STATED TASK: Each line below should be reproduced without any alteration.
-- BEGIN EXERCISE DATA --
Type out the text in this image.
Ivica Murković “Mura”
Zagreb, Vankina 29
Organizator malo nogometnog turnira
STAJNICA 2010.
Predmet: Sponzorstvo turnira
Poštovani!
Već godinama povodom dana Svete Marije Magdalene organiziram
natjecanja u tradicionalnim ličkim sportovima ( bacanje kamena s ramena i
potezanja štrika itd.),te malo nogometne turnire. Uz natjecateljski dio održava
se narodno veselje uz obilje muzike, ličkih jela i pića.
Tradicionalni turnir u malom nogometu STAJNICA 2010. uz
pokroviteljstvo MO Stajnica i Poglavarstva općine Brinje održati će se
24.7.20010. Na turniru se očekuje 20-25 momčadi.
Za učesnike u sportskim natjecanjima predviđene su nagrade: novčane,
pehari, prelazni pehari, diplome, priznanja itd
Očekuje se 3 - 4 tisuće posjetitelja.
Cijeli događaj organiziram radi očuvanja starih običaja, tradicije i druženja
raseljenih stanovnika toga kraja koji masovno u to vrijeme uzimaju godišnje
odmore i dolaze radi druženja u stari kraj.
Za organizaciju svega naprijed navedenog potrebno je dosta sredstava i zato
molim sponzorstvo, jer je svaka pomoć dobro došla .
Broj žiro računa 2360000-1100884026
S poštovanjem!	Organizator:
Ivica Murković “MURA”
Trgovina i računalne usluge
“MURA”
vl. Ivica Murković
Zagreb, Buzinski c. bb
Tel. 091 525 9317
-- END EXERCISE DATA --
RESULT OF THIS TASK:
Type out the text in this image.
Ivica Murković “Mura”
Zagreb, Vankina 29
Organizator malo nogometnog turnira
STAJNICA 2010.
Predmet: Sponzorstvo turnira
Poštovani!
Već godinama povodom dana Svete Marije Magdalene organiziram
natjecanja u tradicionalnim ličkim sportovima ( bacanje kamena s ramena i
potezanja štrika itd.),te malo nogometne turnire. Uz natjecateljski dio održava
se narodno veselje uz obilje muzike, ličkih jela i pića.
Tradicionalni turnir u malom nogometu STAJNICA 2010. uz
pokroviteljstvo MO Stajnica i Poglavarstva općine Brinje održati će se
24.7.20010. Na turniru se očekuje 20-25 momčadi.
Za učesnike u sportskim natjecanjima predviđene su nagrade: novčane,
pehari, prelazni pehari, diplome, priznanja itd
Očekuje se 3 - 4 tisuće posjetitelja.
Cijeli događaj organiziram radi očuvanja starih običaja, tradicije i druženja
raseljenih stanovnika toga kraja koji masovno u to vrijeme uzimaju godišnje
odmore i dolaze radi druženja u stari kraj.
Za organizaciju svega naprijed navedenog potrebno je dosta sredstava i zato
molim sponzorstvo, jer je svaka pomoć dobro došla .
Broj žiro računa 2360000-1100884026
S poštovanjem!	Organizator:
Ivica Murković “MURA”
Trgovina i računalne usluge
“MURA”
vl. Ivica Murković
Zagreb, Buzinski c. bb
Tel. 091 525 9317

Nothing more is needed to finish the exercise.